START
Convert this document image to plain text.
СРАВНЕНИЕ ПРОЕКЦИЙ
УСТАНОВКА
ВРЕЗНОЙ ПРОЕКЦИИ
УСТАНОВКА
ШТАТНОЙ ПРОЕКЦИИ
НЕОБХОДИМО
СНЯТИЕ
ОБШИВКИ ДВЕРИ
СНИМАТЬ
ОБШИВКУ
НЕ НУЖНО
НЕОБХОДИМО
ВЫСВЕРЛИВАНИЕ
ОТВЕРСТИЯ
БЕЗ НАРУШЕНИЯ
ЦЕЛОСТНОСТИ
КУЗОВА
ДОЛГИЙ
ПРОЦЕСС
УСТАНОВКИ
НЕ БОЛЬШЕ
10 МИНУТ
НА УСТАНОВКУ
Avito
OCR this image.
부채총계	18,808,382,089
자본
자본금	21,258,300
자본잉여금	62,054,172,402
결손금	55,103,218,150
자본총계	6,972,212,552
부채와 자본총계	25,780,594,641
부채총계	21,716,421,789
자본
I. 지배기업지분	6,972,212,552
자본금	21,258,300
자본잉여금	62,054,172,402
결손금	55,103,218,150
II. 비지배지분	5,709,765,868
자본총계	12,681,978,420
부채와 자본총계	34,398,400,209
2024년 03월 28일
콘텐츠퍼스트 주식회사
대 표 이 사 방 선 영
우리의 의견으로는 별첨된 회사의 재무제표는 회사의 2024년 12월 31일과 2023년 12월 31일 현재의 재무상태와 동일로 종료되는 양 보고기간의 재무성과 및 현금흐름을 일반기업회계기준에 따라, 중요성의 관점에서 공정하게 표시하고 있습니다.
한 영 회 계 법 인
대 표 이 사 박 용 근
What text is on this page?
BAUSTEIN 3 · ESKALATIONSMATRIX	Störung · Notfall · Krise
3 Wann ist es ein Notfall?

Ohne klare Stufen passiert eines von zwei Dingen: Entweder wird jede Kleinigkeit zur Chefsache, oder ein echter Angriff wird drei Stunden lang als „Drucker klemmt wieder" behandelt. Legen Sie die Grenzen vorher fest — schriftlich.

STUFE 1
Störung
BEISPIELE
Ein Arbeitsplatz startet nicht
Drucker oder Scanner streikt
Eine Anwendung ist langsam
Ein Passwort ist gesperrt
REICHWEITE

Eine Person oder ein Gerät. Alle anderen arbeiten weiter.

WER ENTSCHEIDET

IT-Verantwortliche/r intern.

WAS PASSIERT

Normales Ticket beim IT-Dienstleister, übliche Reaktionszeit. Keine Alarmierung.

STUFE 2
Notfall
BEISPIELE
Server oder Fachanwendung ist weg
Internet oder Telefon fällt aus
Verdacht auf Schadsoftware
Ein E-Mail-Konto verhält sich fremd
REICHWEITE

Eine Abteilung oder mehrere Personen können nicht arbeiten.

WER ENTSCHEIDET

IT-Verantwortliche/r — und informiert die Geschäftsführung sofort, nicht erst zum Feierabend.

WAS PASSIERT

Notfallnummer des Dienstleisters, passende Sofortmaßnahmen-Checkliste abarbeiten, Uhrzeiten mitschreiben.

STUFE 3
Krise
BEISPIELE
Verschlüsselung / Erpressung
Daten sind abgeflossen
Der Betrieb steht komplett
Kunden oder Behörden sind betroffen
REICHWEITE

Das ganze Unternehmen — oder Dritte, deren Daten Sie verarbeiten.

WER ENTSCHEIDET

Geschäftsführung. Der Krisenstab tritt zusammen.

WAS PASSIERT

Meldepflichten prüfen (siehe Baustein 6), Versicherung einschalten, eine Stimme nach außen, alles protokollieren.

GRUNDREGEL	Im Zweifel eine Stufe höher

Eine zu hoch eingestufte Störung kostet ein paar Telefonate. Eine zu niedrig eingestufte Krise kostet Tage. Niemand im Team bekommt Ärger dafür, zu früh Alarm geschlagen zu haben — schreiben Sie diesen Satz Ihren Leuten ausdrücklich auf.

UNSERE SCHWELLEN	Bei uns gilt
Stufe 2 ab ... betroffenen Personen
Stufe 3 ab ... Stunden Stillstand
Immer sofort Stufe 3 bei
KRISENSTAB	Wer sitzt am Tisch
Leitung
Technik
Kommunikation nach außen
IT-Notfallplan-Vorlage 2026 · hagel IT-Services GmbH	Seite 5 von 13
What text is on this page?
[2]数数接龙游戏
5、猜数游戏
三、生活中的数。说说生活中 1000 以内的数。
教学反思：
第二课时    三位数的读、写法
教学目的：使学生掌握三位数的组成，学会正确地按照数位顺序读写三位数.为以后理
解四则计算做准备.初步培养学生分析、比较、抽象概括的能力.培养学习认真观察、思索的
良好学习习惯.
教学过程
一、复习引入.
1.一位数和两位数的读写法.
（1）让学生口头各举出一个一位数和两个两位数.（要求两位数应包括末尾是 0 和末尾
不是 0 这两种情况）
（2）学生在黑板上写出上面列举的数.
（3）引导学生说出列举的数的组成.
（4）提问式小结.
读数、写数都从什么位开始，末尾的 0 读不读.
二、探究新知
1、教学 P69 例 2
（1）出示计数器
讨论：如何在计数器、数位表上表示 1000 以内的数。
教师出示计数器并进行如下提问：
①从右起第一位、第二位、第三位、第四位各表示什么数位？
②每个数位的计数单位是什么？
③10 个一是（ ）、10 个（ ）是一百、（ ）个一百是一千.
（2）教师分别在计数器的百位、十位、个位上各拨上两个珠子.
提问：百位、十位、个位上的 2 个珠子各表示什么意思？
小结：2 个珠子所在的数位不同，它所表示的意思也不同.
END
Do this: Reproduce each line of the material above precisely.

In response:
Convert this document image to plain text.
СРАВНЕНИЕ ПРОЕКЦИЙ
УСТАНОВКА
ВРЕЗНОЙ ПРОЕКЦИИ
УСТАНОВКА
ШТАТНОЙ ПРОЕКЦИИ
НЕОБХОДИМО
СНЯТИЕ
ОБШИВКИ ДВЕРИ
СНИМАТЬ
ОБШИВКУ
НЕ НУЖНО
НЕОБХОДИМО
ВЫСВЕРЛИВАНИЕ
ОТВЕРСТИЯ
БЕЗ НАРУШЕНИЯ
ЦЕЛОСТНОСТИ
КУЗОВА
ДОЛГИЙ
ПРОЦЕСС
УСТАНОВКИ
НЕ БОЛЬШЕ
10 МИНУТ
НА УСТАНОВКУ
Avito
OCR this image.
부채총계	18,808,382,089
자본
자본금	21,258,300
자본잉여금	62,054,172,402
결손금	55,103,218,150
자본총계	6,972,212,552
부채와 자본총계	25,780,594,641
부채총계	21,716,421,789
자본
I. 지배기업지분	6,972,212,552
자본금	21,258,300
자본잉여금	62,054,172,402
결손금	55,103,218,150
II. 비지배지분	5,709,765,868
자본총계	12,681,978,420
부채와 자본총계	34,398,400,209
2024년 03월 28일
콘텐츠퍼스트 주식회사
대 표 이 사 방 선 영
우리의 의견으로는 별첨된 회사의 재무제표는 회사의 2024년 12월 31일과 2023년 12월 31일 현재의 재무상태와 동일로 종료되는 양 보고기간의 재무성과 및 현금흐름을 일반기업회계기준에 따라, 중요성의 관점에서 공정하게 표시하고 있습니다.
한 영 회 계 법 인
대 표 이 사 박 용 근
What text is on this page?
BAUSTEIN 3 · ESKALATIONSMATRIX	Störung · Notfall · Krise
3 Wann ist es ein Notfall?

Ohne klare Stufen passiert eines von zwei Dingen: Entweder wird jede Kleinigkeit zur Chefsache, oder ein echter Angriff wird drei Stunden lang als „Drucker klemmt wieder" behandelt. Legen Sie die Grenzen vorher fest — schriftlich.

STUFE 1
Störung
BEISPIELE
Ein Arbeitsplatz startet nicht
Drucker oder Scanner streikt
Eine Anwendung ist langsam
Ein Passwort ist gesperrt
REICHWEITE

Eine Person oder ein Gerät. Alle anderen arbeiten weiter.

WER ENTSCHEIDET

IT-Verantwortliche/r intern.

WAS PASSIERT

Normales Ticket beim IT-Dienstleister, übliche Reaktionszeit. Keine Alarmierung.

STUFE 2
Notfall
BEISPIELE
Server oder Fachanwendung ist weg
Internet oder Telefon fällt aus
Verdacht auf Schadsoftware
Ein E-Mail-Konto verhält sich fremd
REICHWEITE

Eine Abteilung oder mehrere Personen können nicht arbeiten.

WER ENTSCHEIDET

IT-Verantwortliche/r — und informiert die Geschäftsführung sofort, nicht erst zum Feierabend.

WAS PASSIERT

Notfallnummer des Dienstleisters, passende Sofortmaßnahmen-Checkliste abarbeiten, Uhrzeiten mitschreiben.

STUFE 3
Krise
BEISPIELE
Verschlüsselung / Erpressung
Daten sind abgeflossen
Der Betrieb steht komplett
Kunden oder Behörden sind betroffen
REICHWEITE

Das ganze Unternehmen — oder Dritte, deren Daten Sie verarbeiten.

WER ENTSCHEIDET

Geschäftsführung. Der Krisenstab tritt zusammen.

WAS PASSIERT

Meldepflichten prüfen (siehe Baustein 6), Versicherung einschalten, eine Stimme nach außen, alles protokollieren.

GRUNDREGEL	Im Zweifel eine Stufe höher

Eine zu hoch eingestufte Störung kostet ein paar Telefonate. Eine zu niedrig eingestufte Krise kostet Tage. Niemand im Team bekommt Ärger dafür, zu früh Alarm geschlagen zu haben — schreiben Sie diesen Satz Ihren Leuten ausdrücklich auf.

UNSERE SCHWELLEN	Bei uns gilt
Stufe 2 ab ... betroffenen Personen
Stufe 3 ab ... Stunden Stillstand
Immer sofort Stufe 3 bei
KRISENSTAB	Wer sitzt am Tisch
Leitung
Technik
Kommunikation nach außen
IT-Notfallplan-Vorlage 2026 · hagel IT-Services GmbH	Seite 5 von 13
What text is on this page?
[2]数数接龙游戏
5、猜数游戏
三、生活中的数。说说生活中 1000 以内的数。
教学反思：
第二课时    三位数的读、写法
教学目的：使学生掌握三位数的组成，学会正确地按照数位顺序读写三位数.为以后理
解四则计算做准备.初步培养学生分析、比较、抽象概括的能力.培养学习认真观察、思索的
良好学习习惯.
教学过程
一、复习引入.
1.一位数和两位数的读写法.
（1）让学生口头各举出一个一位数和两个两位数.（要求两位数应包括末尾是 0 和末尾
不是 0 这两种情况）
（2）学生在黑板上写出上面列举的数.
（3）引导学生说出列举的数的组成.
（4）提问式小结.
读数、写数都从什么位开始，末尾的 0 读不读.
二、探究新知
1、教学 P69 例 2
（1）出示计数器
讨论：如何在计数器、数位表上表示 1000 以内的数。
教师出示计数器并进行如下提问：
①从右起第一位、第二位、第三位、第四位各表示什么数位？
②每个数位的计数单位是什么？
③10 个一是（ ）、10 个（ ）是一百、（ ）个一百是一千.
（2）教师分别在计数器的百位、十位、个位上各拨上两个珠子.
提问：百位、十位、个位上的 2 个珠子各表示什么意思？
小结：2 个珠子所在的数位不同，它所表示的意思也不同.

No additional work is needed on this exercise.